== What is expected ==
Tell how many lines in these records contain the string "donation", with only the number as the reply.

== Information supplied ==

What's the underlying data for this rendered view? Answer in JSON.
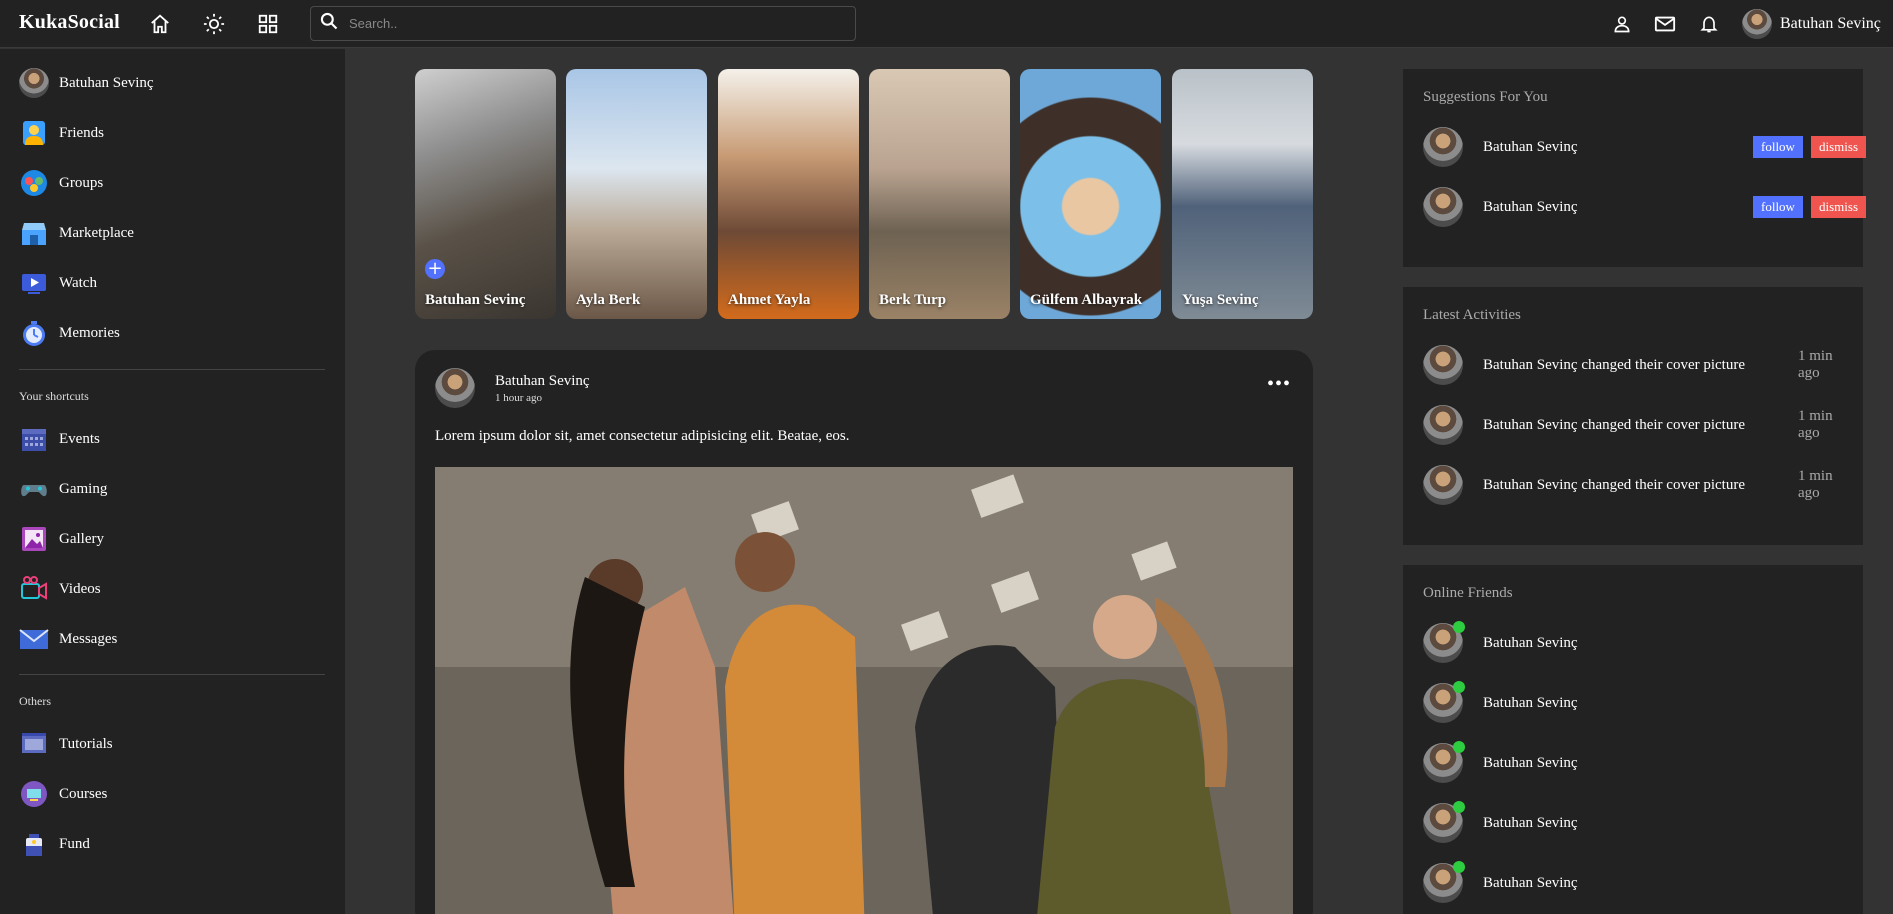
{
  "navbar": {
    "logo": "KukaSocial",
    "search_placeholder": "Search..",
    "user_name": "Batuhan Sevinç"
  },
  "leftbar": {
    "items": [
      {
        "label": "Batuhan Sevinç"
      },
      {
        "label": "Friends"
      },
      {
        "label": "Groups"
      },
      {
        "label": "Marketplace"
      },
      {
        "label": "Watch"
      },
      {
        "label": "Memories"
      }
    ],
    "shortcuts_heading": "Your shortcuts",
    "shortcuts": [
      {
        "label": "Events"
      },
      {
        "label": "Gaming"
      },
      {
        "label": "Gallery"
      },
      {
        "label": "Videos"
      },
      {
        "label": "Messages"
      }
    ],
    "others_heading": "Others",
    "others": [
      {
        "label": "Tutorials"
      },
      {
        "label": "Courses"
      },
      {
        "label": "Fund"
      }
    ]
  },
  "stories": [
    {
      "name": "Batuhan Sevinç"
    },
    {
      "name": "Ayla Berk"
    },
    {
      "name": "Ahmet Yayla"
    },
    {
      "name": "Berk Turp"
    },
    {
      "name": "Gülfem Albayrak"
    },
    {
      "name": "Yuşa Sevinç"
    }
  ],
  "post": {
    "author": "Batuhan Sevinç",
    "time": "1 hour ago",
    "text": "Lorem ipsum dolor sit, amet consectetur adipisicing elit. Beatae, eos.",
    "more": "•••"
  },
  "suggestions": {
    "title": "Suggestions For You",
    "follow_label": "follow",
    "dismiss_label": "dismiss",
    "items": [
      {
        "name": "Batuhan Sevinç"
      },
      {
        "name": "Batuhan Sevinç"
      }
    ]
  },
  "activities": {
    "title": "Latest Activities",
    "items": [
      {
        "name": "Batuhan Sevinç",
        "action": "changed their cover picture",
        "time": "1 min ago"
      },
      {
        "name": "Batuhan Sevinç",
        "action": "changed their cover picture",
        "time": "1 min ago"
      },
      {
        "name": "Batuhan Sevinç",
        "action": "changed their cover picture",
        "time": "1 min ago"
      }
    ]
  },
  "online": {
    "title": "Online Friends",
    "items": [
      {
        "name": "Batuhan Sevinç"
      },
      {
        "name": "Batuhan Sevinç"
      },
      {
        "name": "Batuhan Sevinç"
      },
      {
        "name": "Batuhan Sevinç"
      },
      {
        "name": "Batuhan Sevinç"
      }
    ]
  }
}
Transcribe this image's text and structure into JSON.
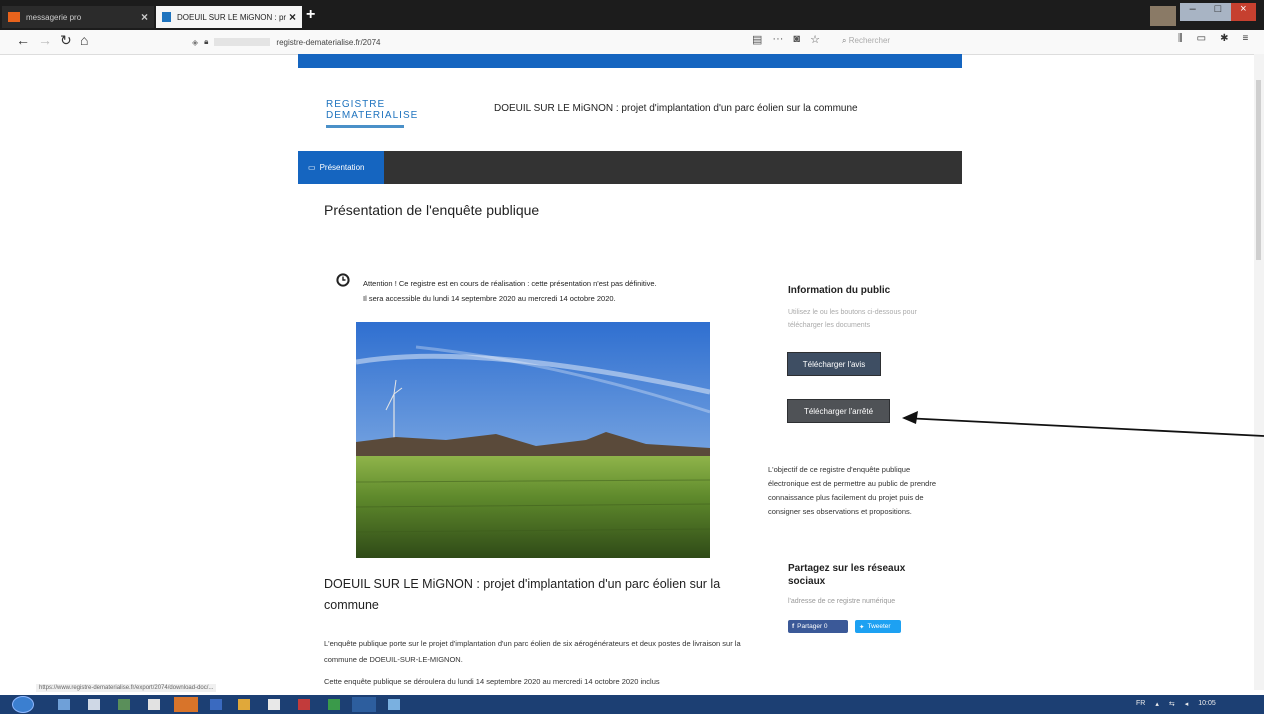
{
  "browser": {
    "tabs": [
      {
        "label": "messagerie pro"
      },
      {
        "label": "DOEUIL SUR LE MiGNON : pr"
      }
    ],
    "url": "registre-dematerialise.fr/2074",
    "search_placeholder": "Rechercher"
  },
  "page": {
    "banner_text": "",
    "logo_text": "REGISTRE DEMATERIALISE",
    "header_title": "DOEUIL SUR LE MiGNON : projet d'implantation d'un parc éolien sur la commune",
    "nav_tab": "Présentation",
    "heading": "Présentation de l'enquête publique",
    "notice_line1": "Attention ! Ce registre est en cours de réalisation : cette présentation n'est pas définitive.",
    "notice_line2": "Il sera accessible du lundi 14 septembre 2020 au mercredi 14 octobre 2020.",
    "section_title": "DOEUIL SUR LE MiGNON : projet d'implantation d'un parc éolien sur la commune",
    "paragraph1": "L'enquête publique porte sur le projet d'implantation d'un parc éolien de six aérogénérateurs et deux postes de livraison sur la commune de DOEUIL-SUR-LE-MIGNON.",
    "paragraph2": "Cette enquête publique se déroulera du lundi 14 septembre 2020 au mercredi 14 octobre 2020 inclus"
  },
  "sidebar": {
    "info_title": "Information du public",
    "info_text": "Utilisez le ou les boutons ci-dessous pour télécharger les documents",
    "btn_avis": "Télécharger l'avis",
    "btn_arrete": "Télécharger l'arrêté",
    "objective": "L'objectif de ce registre d'enquête publique électronique est de permettre au public de prendre connaissance plus facilement du projet puis de consigner ses observations et propositions.",
    "share_title": "Partagez sur les réseaux sociaux",
    "share_text": "l'adresse de ce registre numérique",
    "fb_label": "Partager 0",
    "tw_label": "Tweeter"
  },
  "status_url": "https://www.registre-dematerialise.fr/export/2074/download-doc/...",
  "tray": {
    "lang": "FR",
    "time": "10:05"
  },
  "colors": {
    "accent_blue": "#1565c0",
    "nav_dark": "#333333",
    "taskbar": "#1c3f73"
  }
}
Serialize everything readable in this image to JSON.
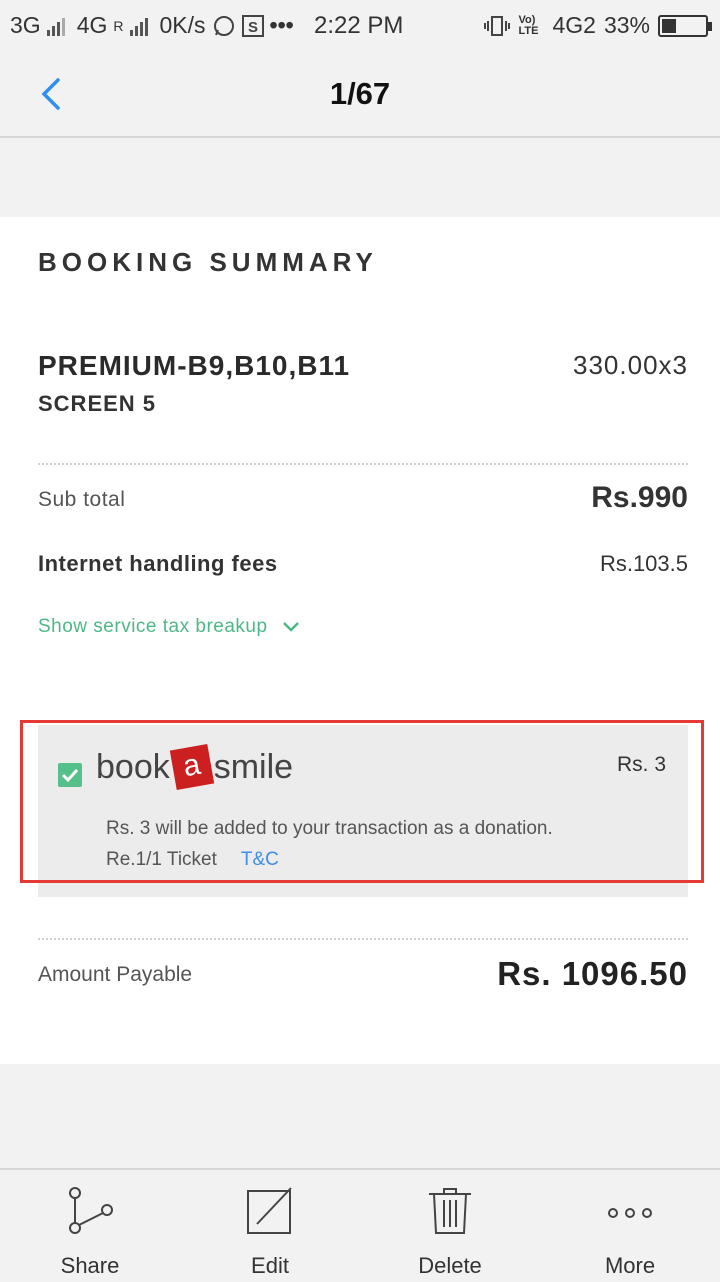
{
  "status_bar": {
    "network1": "3G",
    "network2": "4G",
    "roaming": "R",
    "speed": "0K/s",
    "time": "2:22 PM",
    "volte": "Vo) LTE",
    "network3": "4G2",
    "battery_percent": "33%",
    "battery_level": 0.33
  },
  "header": {
    "back_icon": "chevron-left-icon",
    "title": "1/67"
  },
  "summary": {
    "heading": "BOOKING SUMMARY",
    "ticket_type": "PREMIUM-B9,B10,B11",
    "ticket_price": "330.00x3",
    "screen": "SCREEN 5",
    "subtotal_label": "Sub total",
    "subtotal_value": "Rs.990",
    "fees_label": "Internet handling fees",
    "fees_value": "Rs.103.5",
    "tax_link": "Show service tax breakup",
    "donation": {
      "checked": true,
      "logo_pre": "book",
      "logo_badge": "a",
      "logo_post": "smile",
      "amount": "Rs. 3",
      "text": "Rs. 3 will be added to your transaction as a donation.",
      "ticket_rate": "Re.1/1 Ticket",
      "tnc": "T&C"
    },
    "amount_label": "Amount Payable",
    "amount_value": "Rs. 1096.50"
  },
  "bottom_bar": {
    "share": "Share",
    "edit": "Edit",
    "delete": "Delete",
    "more": "More"
  },
  "colors": {
    "accent_green": "#56c08a",
    "link_blue": "#3e8ee8",
    "highlight_red": "#e53935",
    "back_blue": "#2f8ff0"
  }
}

== Task output ==
2